** Begin GIVEN ENTRIES **

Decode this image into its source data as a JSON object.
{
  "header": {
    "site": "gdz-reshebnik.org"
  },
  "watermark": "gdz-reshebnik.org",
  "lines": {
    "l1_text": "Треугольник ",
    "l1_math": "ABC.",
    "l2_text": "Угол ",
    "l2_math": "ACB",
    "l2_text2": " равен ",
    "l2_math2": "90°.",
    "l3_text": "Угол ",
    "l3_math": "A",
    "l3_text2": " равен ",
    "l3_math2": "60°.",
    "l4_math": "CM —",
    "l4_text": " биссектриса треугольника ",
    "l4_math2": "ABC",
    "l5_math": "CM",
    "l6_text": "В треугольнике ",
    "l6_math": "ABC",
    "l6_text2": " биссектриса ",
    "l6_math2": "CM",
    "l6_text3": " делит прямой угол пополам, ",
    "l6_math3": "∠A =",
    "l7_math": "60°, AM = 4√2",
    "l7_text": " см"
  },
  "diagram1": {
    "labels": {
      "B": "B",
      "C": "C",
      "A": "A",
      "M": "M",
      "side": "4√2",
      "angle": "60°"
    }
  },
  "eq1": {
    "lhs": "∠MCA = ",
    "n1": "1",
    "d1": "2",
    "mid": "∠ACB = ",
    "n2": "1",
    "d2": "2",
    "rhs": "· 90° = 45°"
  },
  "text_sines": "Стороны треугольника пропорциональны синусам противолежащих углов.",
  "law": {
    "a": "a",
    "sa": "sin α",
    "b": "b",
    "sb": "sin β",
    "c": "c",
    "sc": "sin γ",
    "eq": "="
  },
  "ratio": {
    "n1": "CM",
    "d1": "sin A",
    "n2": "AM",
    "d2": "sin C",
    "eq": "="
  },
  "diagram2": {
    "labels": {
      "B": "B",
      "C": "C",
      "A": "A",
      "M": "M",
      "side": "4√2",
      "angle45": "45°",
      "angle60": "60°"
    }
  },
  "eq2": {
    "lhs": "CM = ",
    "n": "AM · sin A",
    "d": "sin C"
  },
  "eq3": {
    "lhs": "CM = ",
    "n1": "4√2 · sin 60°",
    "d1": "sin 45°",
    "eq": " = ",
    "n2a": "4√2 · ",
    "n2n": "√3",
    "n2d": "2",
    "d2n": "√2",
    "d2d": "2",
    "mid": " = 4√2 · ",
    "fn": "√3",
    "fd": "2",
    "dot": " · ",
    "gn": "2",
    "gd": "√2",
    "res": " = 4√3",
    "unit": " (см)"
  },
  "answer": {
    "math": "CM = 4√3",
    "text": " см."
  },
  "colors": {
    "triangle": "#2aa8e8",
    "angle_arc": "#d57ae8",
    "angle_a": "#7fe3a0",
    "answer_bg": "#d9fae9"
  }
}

** End GIVEN ENTRIES **

▶ **STATED PROBLEM**: Using the listing above, retype each line exactly.

▶ **RESPONSE**:
Decode this image into its source data as a JSON object.
{
  "header": {
    "site": "gdz-reshebnik.org"
  },
  "watermark": "gdz-reshebnik.org",
  "lines": {
    "l1_text": "Треугольник ",
    "l1_math": "ABC.",
    "l2_text": "Угол ",
    "l2_math": "ACB",
    "l2_text2": " равен ",
    "l2_math2": "90°.",
    "l3_text": "Угол ",
    "l3_math": "A",
    "l3_text2": " равен ",
    "l3_math2": "60°.",
    "l4_math": "CM —",
    "l4_text": " биссектриса треугольника ",
    "l4_math2": "ABC",
    "l5_math": "CM",
    "l6_text": "В треугольнике ",
    "l6_math": "ABC",
    "l6_text2": " биссектриса ",
    "l6_math2": "CM",
    "l6_text3": " делит прямой угол пополам, ",
    "l6_math3": "∠A =",
    "l7_math": "60°, AM = 4√2",
    "l7_text": " см"
  },
  "diagram1": {
    "labels": {
      "B": "B",
      "C": "C",
      "A": "A",
      "M": "M",
      "side": "4√2",
      "angle": "60°"
    }
  },
  "eq1": {
    "lhs": "∠MCA = ",
    "n1": "1",
    "d1": "2",
    "mid": "∠ACB = ",
    "n2": "1",
    "d2": "2",
    "rhs": "· 90° = 45°"
  },
  "text_sines": "Стороны треугольника пропорциональны синусам противолежащих углов.",
  "law": {
    "a": "a",
    "sa": "sin α",
    "b": "b",
    "sb": "sin β",
    "c": "c",
    "sc": "sin γ",
    "eq": "="
  },
  "ratio": {
    "n1": "CM",
    "d1": "sin A",
    "n2": "AM",
    "d2": "sin C",
    "eq": "="
  },
  "diagram2": {
    "labels": {
      "B": "B",
      "C": "C",
      "A": "A",
      "M": "M",
      "side": "4√2",
      "angle45": "45°",
      "angle60": "60°"
    }
  },
  "eq2": {
    "lhs": "CM = ",
    "n": "AM · sin A",
    "d": "sin C"
  },
  "eq3": {
    "lhs": "CM = ",
    "n1": "4√2 · sin 60°",
    "d1": "sin 45°",
    "eq": " = ",
    "n2a": "4√2 · ",
    "n2n": "√3",
    "n2d": "2",
    "d2n": "√2",
    "d2d": "2",
    "mid": " = 4√2 · ",
    "fn": "√3",
    "fd": "2",
    "dot": " · ",
    "gn": "2",
    "gd": "√2",
    "res": " = 4√3",
    "unit": " (см)"
  },
  "answer": {
    "math": "CM = 4√3",
    "text": " см."
  },
  "colors": {
    "triangle": "#2aa8e8",
    "angle_arc": "#d57ae8",
    "angle_a": "#7fe3a0",
    "answer_bg": "#d9fae9"
  }
}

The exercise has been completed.